-- begin Materials provided --

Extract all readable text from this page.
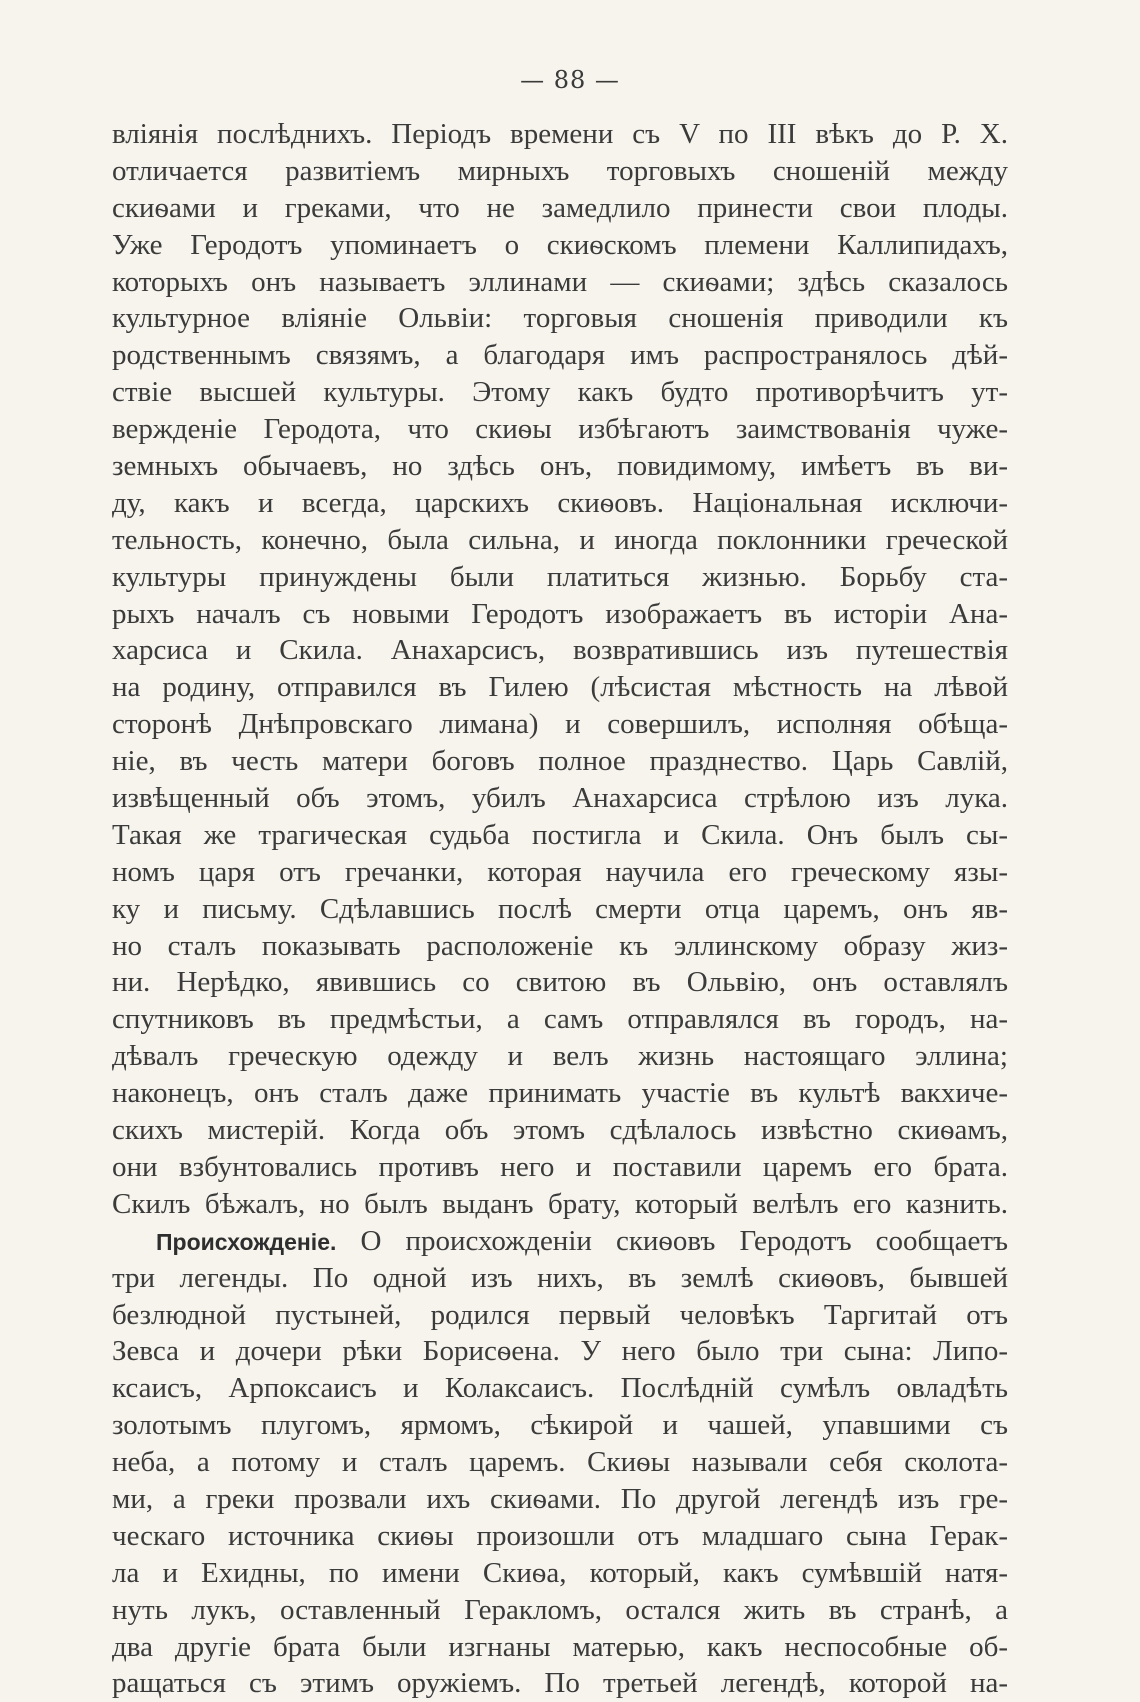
— 88 —
вліянія послѣднихъ. Періодъ времени съ V по III вѣкъ до Р. Х.
отличается развитіемъ мирныхъ торговыхъ сношеній между
скиѳами и греками, что не замедлило принести свои плоды.
Уже Геродотъ упоминаетъ о скиѳскомъ племени Каллипидахъ,
которыхъ онъ называетъ эллинами — скиѳами; здѣсь сказалось
культурное вліяніе Ольвіи: торговыя сношенія приводили къ
родственнымъ связямъ, а благодаря имъ распространялось дѣй-
ствіе высшей культуры. Этому какъ будто противорѣчитъ ут-
вержденіе Геродота, что скиѳы избѣгаютъ заимствованія чуже-
земныхъ обычаевъ, но здѣсь онъ, повидимому, имѣетъ въ ви-
ду, какъ и всегда, царскихъ скиѳовъ. Національная исключи-
тельность, конечно, была сильна, и иногда поклонники греческой
культуры принуждены были платиться жизнью. Борьбу ста-
рыхъ началъ съ новыми Геродотъ изображаетъ въ исторіи Ана-
харсиса и Скила. Анахарсисъ, возвратившись изъ путешествія
на родину, отправился въ Гилею (лѣсистая мѣстность на лѣвой
сторонѣ Днѣпровскаго лимана) и совершилъ, исполняя обѣща-
ніе, въ честь матери боговъ полное празднество. Царь Савлій,
извѣщенный объ этомъ, убилъ Анахарсиса стрѣлою изъ лука.
Такая же трагическая судьба постигла и Скила. Онъ былъ сы-
номъ царя отъ гречанки, которая научила его греческому язы-
ку и письму. Сдѣлавшись послѣ смерти отца царемъ, онъ яв-
но сталъ показывать расположеніе къ эллинскому образу жиз-
ни. Нерѣдко, явившись со свитою въ Ольвію, онъ оставлялъ
спутниковъ въ предмѣстьи, а самъ отправлялся въ городъ, на-
дѣвалъ греческую одежду и велъ жизнь настоящаго эллина;
наконецъ, онъ сталъ даже принимать участіе въ культѣ вакхиче-
скихъ мистерій. Когда объ этомъ сдѣлалось извѣстно скиѳамъ,
они взбунтовались противъ него и поставили царемъ его брата.
Скилъ бѣжалъ, но былъ выданъ брату, который велѣлъ его казнить.
Происхожденіе. О происхожденіи скиѳовъ Геродотъ сообщаетъ
три легенды. По одной изъ нихъ, въ землѣ скиѳовъ, бывшей
безлюдной пустыней, родился первый человѣкъ Таргитай отъ
Зевса и дочери рѣки Борисѳена. У него было три сына: Липо-
ксаисъ, Арпоксаисъ и Колаксаисъ. Послѣдній сумѣлъ овладѣть
золотымъ плугомъ, ярмомъ, сѣкирой и чашей, упавшими съ
неба, а потому и сталъ царемъ. Скиѳы называли себя сколота-
ми, а греки прозвали ихъ скиѳами. По другой легендѣ изъ гре-
ческаго источника скиѳы произошли отъ младшаго сына Герак-
ла и Ехидны, по имени Скиѳа, который, какъ сумѣвшій натя-
нуть лукъ, оставленный Геракломъ, остался жить въ странѣ, а
два другіе брата были изгнаны матерью, какъ неспособные об-
ращаться съ этимъ оружіемъ. По третьей легендѣ, которой на-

-- end Materials provided --

| Given exercise |
Copy the records above exactly, omitting every picture.

| Exercise solution |
Extract all readable text from this page.
— 88 —
вліянія послѣднихъ. Періодъ времени съ V по III вѣкъ до Р. Х.
отличается развитіемъ мирныхъ торговыхъ сношеній между
скиѳами и греками, что не замедлило принести свои плоды.
Уже Геродотъ упоминаетъ о скиѳскомъ племени Каллипидахъ,
которыхъ онъ называетъ эллинами — скиѳами; здѣсь сказалось
культурное вліяніе Ольвіи: торговыя сношенія приводили къ
родственнымъ связямъ, а благодаря имъ распространялось дѣй-
ствіе высшей культуры. Этому какъ будто противорѣчитъ ут-
вержденіе Геродота, что скиѳы избѣгаютъ заимствованія чуже-
земныхъ обычаевъ, но здѣсь онъ, повидимому, имѣетъ въ ви-
ду, какъ и всегда, царскихъ скиѳовъ. Національная исключи-
тельность, конечно, была сильна, и иногда поклонники греческой
культуры принуждены были платиться жизнью. Борьбу ста-
рыхъ началъ съ новыми Геродотъ изображаетъ въ исторіи Ана-
харсиса и Скила. Анахарсисъ, возвратившись изъ путешествія
на родину, отправился въ Гилею (лѣсистая мѣстность на лѣвой
сторонѣ Днѣпровскаго лимана) и совершилъ, исполняя обѣща-
ніе, въ честь матери боговъ полное празднество. Царь Савлій,
извѣщенный объ этомъ, убилъ Анахарсиса стрѣлою изъ лука.
Такая же трагическая судьба постигла и Скила. Онъ былъ сы-
номъ царя отъ гречанки, которая научила его греческому язы-
ку и письму. Сдѣлавшись послѣ смерти отца царемъ, онъ яв-
но сталъ показывать расположеніе къ эллинскому образу жиз-
ни. Нерѣдко, явившись со свитою въ Ольвію, онъ оставлялъ
спутниковъ въ предмѣстьи, а самъ отправлялся въ городъ, на-
дѣвалъ греческую одежду и велъ жизнь настоящаго эллина;
наконецъ, онъ сталъ даже принимать участіе въ культѣ вакхиче-
скихъ мистерій. Когда объ этомъ сдѣлалось извѣстно скиѳамъ,
они взбунтовались противъ него и поставили царемъ его брата.
Скилъ бѣжалъ, но былъ выданъ брату, который велѣлъ его казнить.
Происхожденіе. О происхожденіи скиѳовъ Геродотъ сообщаетъ
три легенды. По одной изъ нихъ, въ землѣ скиѳовъ, бывшей
безлюдной пустыней, родился первый человѣкъ Таргитай отъ
Зевса и дочери рѣки Борисѳена. У него было три сына: Липо-
ксаисъ, Арпоксаисъ и Колаксаисъ. Послѣдній сумѣлъ овладѣть
золотымъ плугомъ, ярмомъ, сѣкирой и чашей, упавшими съ
неба, а потому и сталъ царемъ. Скиѳы называли себя сколота-
ми, а греки прозвали ихъ скиѳами. По другой легендѣ изъ гре-
ческаго источника скиѳы произошли отъ младшаго сына Герак-
ла и Ехидны, по имени Скиѳа, который, какъ сумѣвшій натя-
нуть лукъ, оставленный Геракломъ, остался жить въ странѣ, а
два другіе брата были изгнаны матерью, какъ неспособные об-
ращаться съ этимъ оружіемъ. По третьей легендѣ, которой на-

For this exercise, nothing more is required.